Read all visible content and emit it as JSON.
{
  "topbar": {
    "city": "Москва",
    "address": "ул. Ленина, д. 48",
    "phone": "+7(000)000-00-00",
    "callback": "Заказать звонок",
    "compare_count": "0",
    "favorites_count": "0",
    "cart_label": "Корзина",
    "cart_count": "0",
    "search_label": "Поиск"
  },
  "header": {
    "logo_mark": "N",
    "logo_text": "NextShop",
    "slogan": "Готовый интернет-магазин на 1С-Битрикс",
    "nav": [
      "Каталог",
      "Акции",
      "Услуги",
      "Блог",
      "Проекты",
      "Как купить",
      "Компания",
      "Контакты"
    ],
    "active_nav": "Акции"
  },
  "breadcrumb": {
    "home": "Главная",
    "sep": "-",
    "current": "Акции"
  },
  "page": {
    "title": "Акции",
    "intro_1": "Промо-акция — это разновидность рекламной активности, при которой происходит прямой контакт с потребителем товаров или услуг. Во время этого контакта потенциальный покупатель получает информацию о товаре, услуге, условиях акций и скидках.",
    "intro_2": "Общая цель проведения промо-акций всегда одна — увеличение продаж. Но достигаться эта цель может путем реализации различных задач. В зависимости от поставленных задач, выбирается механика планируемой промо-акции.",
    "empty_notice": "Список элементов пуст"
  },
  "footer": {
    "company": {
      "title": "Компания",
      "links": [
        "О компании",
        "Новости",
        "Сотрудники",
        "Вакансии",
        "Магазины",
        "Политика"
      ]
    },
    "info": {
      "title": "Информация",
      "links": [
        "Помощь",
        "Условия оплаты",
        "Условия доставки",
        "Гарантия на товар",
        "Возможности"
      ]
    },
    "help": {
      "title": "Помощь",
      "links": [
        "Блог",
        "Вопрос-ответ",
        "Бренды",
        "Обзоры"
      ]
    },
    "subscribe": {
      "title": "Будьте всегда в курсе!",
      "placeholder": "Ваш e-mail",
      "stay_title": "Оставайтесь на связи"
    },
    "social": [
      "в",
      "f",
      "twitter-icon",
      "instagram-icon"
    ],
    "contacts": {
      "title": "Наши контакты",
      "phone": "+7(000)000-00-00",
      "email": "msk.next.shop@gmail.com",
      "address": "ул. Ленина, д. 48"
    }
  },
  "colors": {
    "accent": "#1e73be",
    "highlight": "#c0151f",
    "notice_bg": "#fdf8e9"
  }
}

- - -

## Problem details
All of the material above needs to be copied exactly.

## Solution to the exercise
Read all visible content and emit it as JSON.
{
  "topbar": {
    "city": "Москва",
    "address": "ул. Ленина, д. 48",
    "phone": "+7(000)000-00-00",
    "callback": "Заказать звонок",
    "compare_count": "0",
    "favorites_count": "0",
    "cart_label": "Корзина",
    "cart_count": "0",
    "search_label": "Поиск"
  },
  "header": {
    "logo_mark": "N",
    "logo_text": "NextShop",
    "slogan": "Готовый интернет-магазин на 1С-Битрикс",
    "nav": [
      "Каталог",
      "Акции",
      "Услуги",
      "Блог",
      "Проекты",
      "Как купить",
      "Компания",
      "Контакты"
    ],
    "active_nav": "Акции"
  },
  "breadcrumb": {
    "home": "Главная",
    "sep": "-",
    "current": "Акции"
  },
  "page": {
    "title": "Акции",
    "intro_1": "Промо-акция — это разновидность рекламной активности, при которой происходит прямой контакт с потребителем товаров или услуг. Во время этого контакта потенциальный покупатель получает информацию о товаре, услуге, условиях акций и скидках.",
    "intro_2": "Общая цель проведения промо-акций всегда одна — увеличение продаж. Но достигаться эта цель может путем реализации различных задач. В зависимости от поставленных задач, выбирается механика планируемой промо-акции.",
    "empty_notice": "Список элементов пуст"
  },
  "footer": {
    "company": {
      "title": "Компания",
      "links": [
        "О компании",
        "Новости",
        "Сотрудники",
        "Вакансии",
        "Магазины",
        "Политика"
      ]
    },
    "info": {
      "title": "Информация",
      "links": [
        "Помощь",
        "Условия оплаты",
        "Условия доставки",
        "Гарантия на товар",
        "Возможности"
      ]
    },
    "help": {
      "title": "Помощь",
      "links": [
        "Блог",
        "Вопрос-ответ",
        "Бренды",
        "Обзоры"
      ]
    },
    "subscribe": {
      "title": "Будьте всегда в курсе!",
      "placeholder": "Ваш e-mail",
      "stay_title": "Оставайтесь на связи"
    },
    "social": [
      "в",
      "f",
      "twitter-icon",
      "instagram-icon"
    ],
    "contacts": {
      "title": "Наши контакты",
      "phone": "+7(000)000-00-00",
      "email": "msk.next.shop@gmail.com",
      "address": "ул. Ленина, д. 48"
    }
  },
  "colors": {
    "accent": "#1e73be",
    "highlight": "#c0151f",
    "notice_bg": "#fdf8e9"
  }
}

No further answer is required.